- WRITTEN PROBLEM:
Give every line of the data again, unchanged, but with no pictures.

BEGIN RECORDED DATA

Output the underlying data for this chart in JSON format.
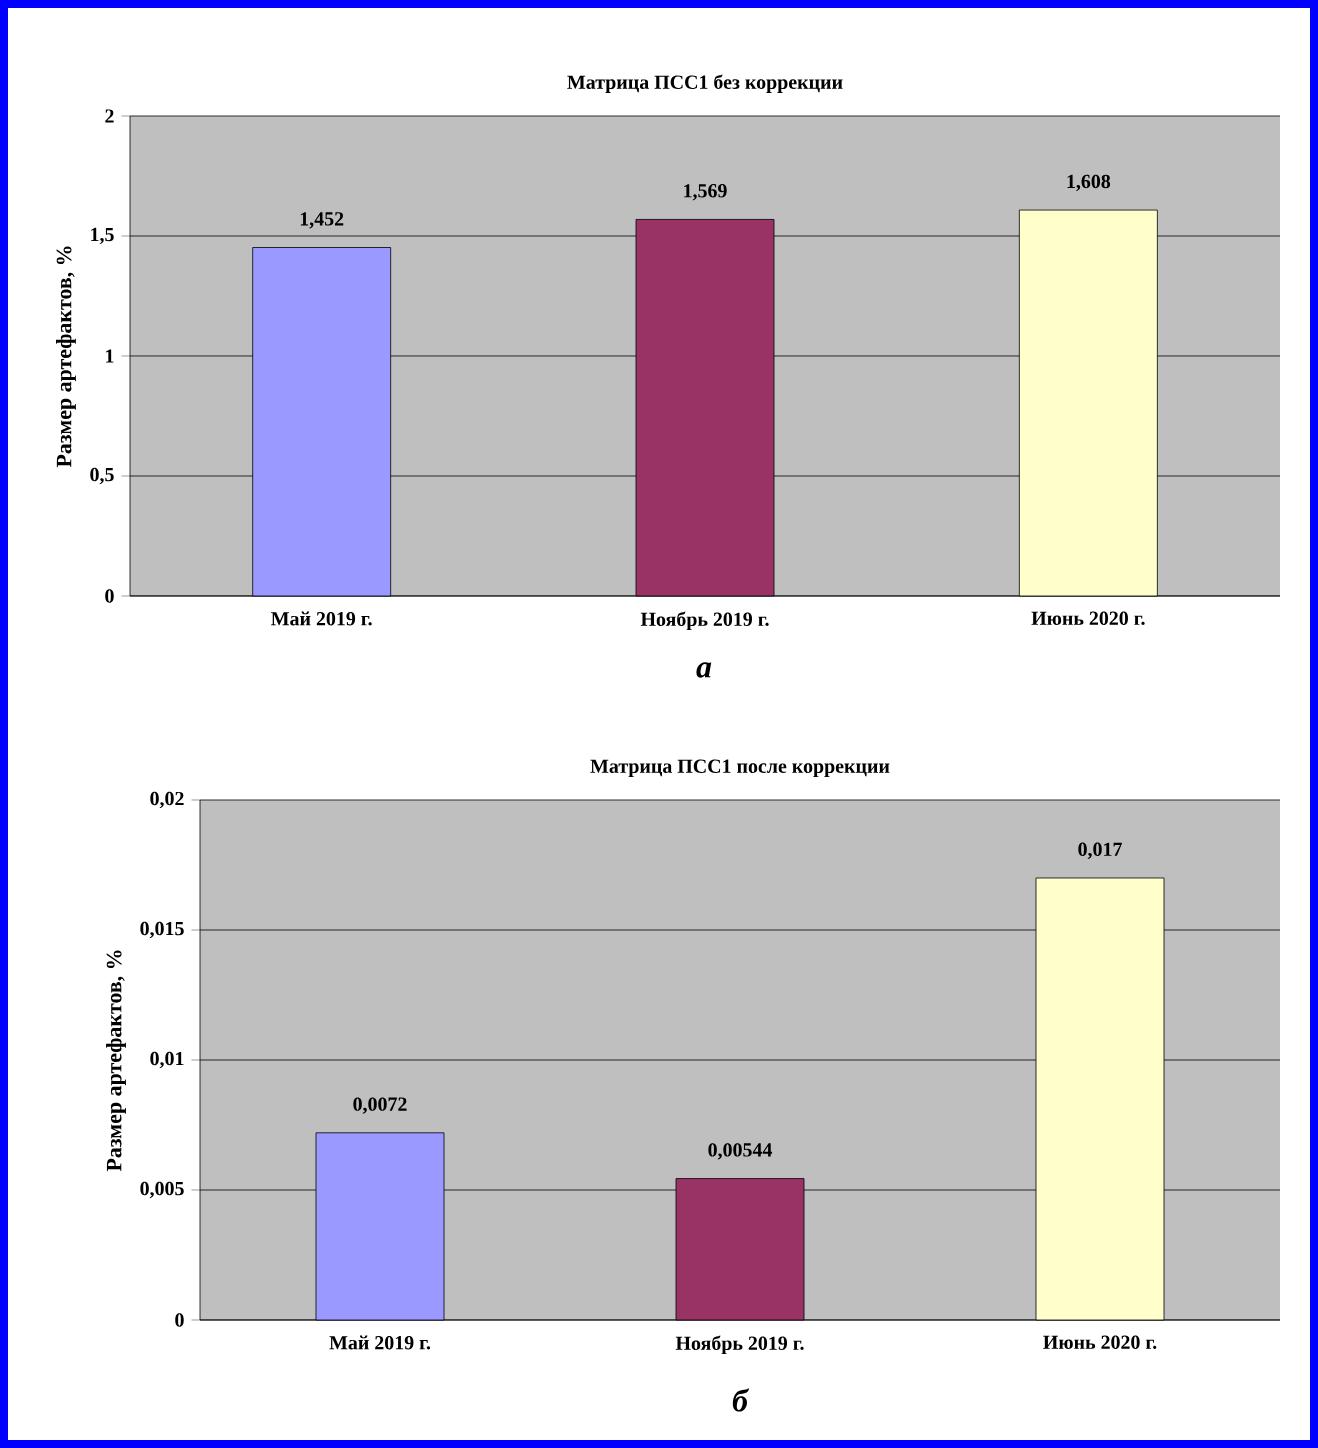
{
  "chart_data": [
    {
      "type": "bar",
      "title": "Матрица ПСС1 без коррекции",
      "ylabel": "Размер артефактов, %",
      "categories": [
        "Май 2019 г.",
        "Ноябрь 2019 г.",
        "Июнь 2020 г."
      ],
      "values": [
        1.452,
        1.569,
        1.608
      ],
      "colors": [
        "#9999ff",
        "#993366",
        "#ffffcc"
      ],
      "value_labels": [
        "1,452",
        "1,569",
        "1,608"
      ],
      "ylim": [
        0,
        2
      ],
      "yticks": [
        0,
        {
          "value": 0.5,
          "label": "0,5"
        },
        1,
        {
          "value": 1.5,
          "label": "1,5"
        },
        2
      ],
      "grid": "y",
      "annotations": [
        "а"
      ]
    },
    {
      "type": "bar",
      "title": "Матрица ПСС1 после коррекции",
      "ylabel": "Размер артефактов, %",
      "categories": [
        "Май 2019 г.",
        "Ноябрь 2019 г.",
        "Июнь 2020 г."
      ],
      "values": [
        0.0072,
        0.00544,
        0.017
      ],
      "colors": [
        "#9999ff",
        "#993366",
        "#ffffcc"
      ],
      "value_labels": [
        "0,0072",
        "0,00544",
        "0,017"
      ],
      "ylim": [
        0,
        0.02
      ],
      "yticks": [
        0,
        {
          "value": 0.005,
          "label": "0,005"
        },
        {
          "value": 0.01,
          "label": "0,01"
        },
        {
          "value": 0.015,
          "label": "0,015"
        },
        {
          "value": 0.02,
          "label": "0,02"
        }
      ],
      "grid": "y",
      "annotations": [
        "б"
      ]
    }
  ]
}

END RECORDED DATA

- THE OUTPUT:
Output the underlying data for this chart in JSON format.
{
  "chart_data": [
    {
      "type": "bar",
      "title": "Матрица ПСС1 без коррекции",
      "ylabel": "Размер артефактов, %",
      "categories": [
        "Май 2019 г.",
        "Ноябрь 2019 г.",
        "Июнь 2020 г."
      ],
      "values": [
        1.452,
        1.569,
        1.608
      ],
      "colors": [
        "#9999ff",
        "#993366",
        "#ffffcc"
      ],
      "value_labels": [
        "1,452",
        "1,569",
        "1,608"
      ],
      "ylim": [
        0,
        2
      ],
      "yticks": [
        0,
        {
          "value": 0.5,
          "label": "0,5"
        },
        1,
        {
          "value": 1.5,
          "label": "1,5"
        },
        2
      ],
      "grid": "y",
      "annotations": [
        "а"
      ]
    },
    {
      "type": "bar",
      "title": "Матрица ПСС1 после коррекции",
      "ylabel": "Размер артефактов, %",
      "categories": [
        "Май 2019 г.",
        "Ноябрь 2019 г.",
        "Июнь 2020 г."
      ],
      "values": [
        0.0072,
        0.00544,
        0.017
      ],
      "colors": [
        "#9999ff",
        "#993366",
        "#ffffcc"
      ],
      "value_labels": [
        "0,0072",
        "0,00544",
        "0,017"
      ],
      "ylim": [
        0,
        0.02
      ],
      "yticks": [
        0,
        {
          "value": 0.005,
          "label": "0,005"
        },
        {
          "value": 0.01,
          "label": "0,01"
        },
        {
          "value": 0.015,
          "label": "0,015"
        },
        {
          "value": 0.02,
          "label": "0,02"
        }
      ],
      "grid": "y",
      "annotations": [
        "б"
      ]
    }
  ]
}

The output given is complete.